Objective:
Extract every line below, verbatim.

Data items
________________

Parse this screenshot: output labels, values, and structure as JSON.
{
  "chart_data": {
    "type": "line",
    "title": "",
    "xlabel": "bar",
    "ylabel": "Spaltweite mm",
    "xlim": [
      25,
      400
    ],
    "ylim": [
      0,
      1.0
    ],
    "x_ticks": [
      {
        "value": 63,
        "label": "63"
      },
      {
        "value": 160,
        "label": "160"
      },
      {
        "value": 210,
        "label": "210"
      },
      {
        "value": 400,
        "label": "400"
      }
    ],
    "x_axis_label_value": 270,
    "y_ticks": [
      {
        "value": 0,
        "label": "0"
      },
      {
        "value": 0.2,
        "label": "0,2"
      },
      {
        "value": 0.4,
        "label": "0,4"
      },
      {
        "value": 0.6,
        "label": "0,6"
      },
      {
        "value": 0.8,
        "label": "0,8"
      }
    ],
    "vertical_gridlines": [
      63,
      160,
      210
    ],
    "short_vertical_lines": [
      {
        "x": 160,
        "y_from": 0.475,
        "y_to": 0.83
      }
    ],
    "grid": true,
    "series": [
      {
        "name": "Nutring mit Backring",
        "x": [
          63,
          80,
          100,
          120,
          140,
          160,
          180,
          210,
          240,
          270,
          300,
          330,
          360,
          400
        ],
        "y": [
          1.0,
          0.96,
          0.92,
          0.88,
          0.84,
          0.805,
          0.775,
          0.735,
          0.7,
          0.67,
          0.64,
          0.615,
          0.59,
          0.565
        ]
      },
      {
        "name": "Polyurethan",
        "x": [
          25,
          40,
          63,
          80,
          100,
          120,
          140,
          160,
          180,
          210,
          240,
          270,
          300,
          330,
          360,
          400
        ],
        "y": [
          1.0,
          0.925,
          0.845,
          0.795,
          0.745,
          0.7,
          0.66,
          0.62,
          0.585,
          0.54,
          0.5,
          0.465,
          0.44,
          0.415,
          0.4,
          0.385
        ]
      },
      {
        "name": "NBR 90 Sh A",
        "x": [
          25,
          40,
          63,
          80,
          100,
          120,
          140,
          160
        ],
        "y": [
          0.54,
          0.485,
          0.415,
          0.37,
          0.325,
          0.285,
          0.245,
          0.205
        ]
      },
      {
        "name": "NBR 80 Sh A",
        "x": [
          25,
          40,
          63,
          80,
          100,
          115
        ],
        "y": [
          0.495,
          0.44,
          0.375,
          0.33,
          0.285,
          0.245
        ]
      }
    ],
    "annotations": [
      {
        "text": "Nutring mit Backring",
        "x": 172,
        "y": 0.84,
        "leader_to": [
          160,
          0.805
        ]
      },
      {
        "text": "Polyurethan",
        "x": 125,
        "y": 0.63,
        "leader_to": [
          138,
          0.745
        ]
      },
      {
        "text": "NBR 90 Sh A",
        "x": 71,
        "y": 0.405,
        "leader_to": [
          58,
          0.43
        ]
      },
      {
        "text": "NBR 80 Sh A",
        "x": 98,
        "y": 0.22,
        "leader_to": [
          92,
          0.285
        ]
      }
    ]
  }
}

________________

Result below:
Parse this screenshot: output labels, values, and structure as JSON.
{
  "chart_data": {
    "type": "line",
    "title": "",
    "xlabel": "bar",
    "ylabel": "Spaltweite mm",
    "xlim": [
      25,
      400
    ],
    "ylim": [
      0,
      1.0
    ],
    "x_ticks": [
      {
        "value": 63,
        "label": "63"
      },
      {
        "value": 160,
        "label": "160"
      },
      {
        "value": 210,
        "label": "210"
      },
      {
        "value": 400,
        "label": "400"
      }
    ],
    "x_axis_label_value": 270,
    "y_ticks": [
      {
        "value": 0,
        "label": "0"
      },
      {
        "value": 0.2,
        "label": "0,2"
      },
      {
        "value": 0.4,
        "label": "0,4"
      },
      {
        "value": 0.6,
        "label": "0,6"
      },
      {
        "value": 0.8,
        "label": "0,8"
      }
    ],
    "vertical_gridlines": [
      63,
      160,
      210
    ],
    "short_vertical_lines": [
      {
        "x": 160,
        "y_from": 0.475,
        "y_to": 0.83
      }
    ],
    "grid": true,
    "series": [
      {
        "name": "Nutring mit Backring",
        "x": [
          63,
          80,
          100,
          120,
          140,
          160,
          180,
          210,
          240,
          270,
          300,
          330,
          360,
          400
        ],
        "y": [
          1.0,
          0.96,
          0.92,
          0.88,
          0.84,
          0.805,
          0.775,
          0.735,
          0.7,
          0.67,
          0.64,
          0.615,
          0.59,
          0.565
        ]
      },
      {
        "name": "Polyurethan",
        "x": [
          25,
          40,
          63,
          80,
          100,
          120,
          140,
          160,
          180,
          210,
          240,
          270,
          300,
          330,
          360,
          400
        ],
        "y": [
          1.0,
          0.925,
          0.845,
          0.795,
          0.745,
          0.7,
          0.66,
          0.62,
          0.585,
          0.54,
          0.5,
          0.465,
          0.44,
          0.415,
          0.4,
          0.385
        ]
      },
      {
        "name": "NBR 90 Sh A",
        "x": [
          25,
          40,
          63,
          80,
          100,
          120,
          140,
          160
        ],
        "y": [
          0.54,
          0.485,
          0.415,
          0.37,
          0.325,
          0.285,
          0.245,
          0.205
        ]
      },
      {
        "name": "NBR 80 Sh A",
        "x": [
          25,
          40,
          63,
          80,
          100,
          115
        ],
        "y": [
          0.495,
          0.44,
          0.375,
          0.33,
          0.285,
          0.245
        ]
      }
    ],
    "annotations": [
      {
        "text": "Nutring mit Backring",
        "x": 172,
        "y": 0.84,
        "leader_to": [
          160,
          0.805
        ]
      },
      {
        "text": "Polyurethan",
        "x": 125,
        "y": 0.63,
        "leader_to": [
          138,
          0.745
        ]
      },
      {
        "text": "NBR 90 Sh A",
        "x": 71,
        "y": 0.405,
        "leader_to": [
          58,
          0.43
        ]
      },
      {
        "text": "NBR 80 Sh A",
        "x": 98,
        "y": 0.22,
        "leader_to": [
          92,
          0.285
        ]
      }
    ]
  }
}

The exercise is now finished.